→ Task prompt
The complete listing should be restated exactly.

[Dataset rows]

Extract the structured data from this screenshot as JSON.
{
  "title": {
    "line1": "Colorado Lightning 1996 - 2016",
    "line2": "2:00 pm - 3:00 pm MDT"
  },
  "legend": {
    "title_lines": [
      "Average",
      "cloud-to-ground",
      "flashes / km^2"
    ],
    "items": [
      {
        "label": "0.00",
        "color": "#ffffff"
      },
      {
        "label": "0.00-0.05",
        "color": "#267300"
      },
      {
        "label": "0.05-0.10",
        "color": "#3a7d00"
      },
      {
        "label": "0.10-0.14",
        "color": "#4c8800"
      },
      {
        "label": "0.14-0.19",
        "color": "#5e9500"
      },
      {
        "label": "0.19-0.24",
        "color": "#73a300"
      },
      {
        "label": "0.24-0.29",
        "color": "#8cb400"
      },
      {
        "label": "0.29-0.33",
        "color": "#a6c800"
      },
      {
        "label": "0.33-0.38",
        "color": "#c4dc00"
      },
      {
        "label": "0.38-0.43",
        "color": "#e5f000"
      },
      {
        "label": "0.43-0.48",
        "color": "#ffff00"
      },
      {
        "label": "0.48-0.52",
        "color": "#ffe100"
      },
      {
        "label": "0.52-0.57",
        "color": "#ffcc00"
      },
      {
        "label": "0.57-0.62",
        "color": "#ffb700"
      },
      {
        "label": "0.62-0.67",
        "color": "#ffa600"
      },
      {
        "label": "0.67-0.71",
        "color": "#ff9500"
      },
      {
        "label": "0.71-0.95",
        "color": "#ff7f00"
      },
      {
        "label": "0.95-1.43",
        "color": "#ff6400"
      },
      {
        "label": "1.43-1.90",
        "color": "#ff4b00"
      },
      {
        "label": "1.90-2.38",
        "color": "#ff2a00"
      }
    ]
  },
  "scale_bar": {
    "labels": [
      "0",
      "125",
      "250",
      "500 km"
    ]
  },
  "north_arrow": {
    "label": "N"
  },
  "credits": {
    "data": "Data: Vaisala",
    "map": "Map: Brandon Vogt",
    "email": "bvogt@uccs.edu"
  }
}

→ Problem solution
Extract the structured data from this screenshot as JSON.
{
  "title": {
    "line1": "Colorado Lightning 1996 - 2016",
    "line2": "2:00 pm - 3:00 pm MDT"
  },
  "legend": {
    "title_lines": [
      "Average",
      "cloud-to-ground",
      "flashes / km^2"
    ],
    "items": [
      {
        "label": "0.00",
        "color": "#ffffff"
      },
      {
        "label": "0.00-0.05",
        "color": "#267300"
      },
      {
        "label": "0.05-0.10",
        "color": "#3a7d00"
      },
      {
        "label": "0.10-0.14",
        "color": "#4c8800"
      },
      {
        "label": "0.14-0.19",
        "color": "#5e9500"
      },
      {
        "label": "0.19-0.24",
        "color": "#73a300"
      },
      {
        "label": "0.24-0.29",
        "color": "#8cb400"
      },
      {
        "label": "0.29-0.33",
        "color": "#a6c800"
      },
      {
        "label": "0.33-0.38",
        "color": "#c4dc00"
      },
      {
        "label": "0.38-0.43",
        "color": "#e5f000"
      },
      {
        "label": "0.43-0.48",
        "color": "#ffff00"
      },
      {
        "label": "0.48-0.52",
        "color": "#ffe100"
      },
      {
        "label": "0.52-0.57",
        "color": "#ffcc00"
      },
      {
        "label": "0.57-0.62",
        "color": "#ffb700"
      },
      {
        "label": "0.62-0.67",
        "color": "#ffa600"
      },
      {
        "label": "0.67-0.71",
        "color": "#ff9500"
      },
      {
        "label": "0.71-0.95",
        "color": "#ff7f00"
      },
      {
        "label": "0.95-1.43",
        "color": "#ff6400"
      },
      {
        "label": "1.43-1.90",
        "color": "#ff4b00"
      },
      {
        "label": "1.90-2.38",
        "color": "#ff2a00"
      }
    ]
  },
  "scale_bar": {
    "labels": [
      "0",
      "125",
      "250",
      "500 km"
    ]
  },
  "north_arrow": {
    "label": "N"
  },
  "credits": {
    "data": "Data: Vaisala",
    "map": "Map: Brandon Vogt",
    "email": "bvogt@uccs.edu"
  }
}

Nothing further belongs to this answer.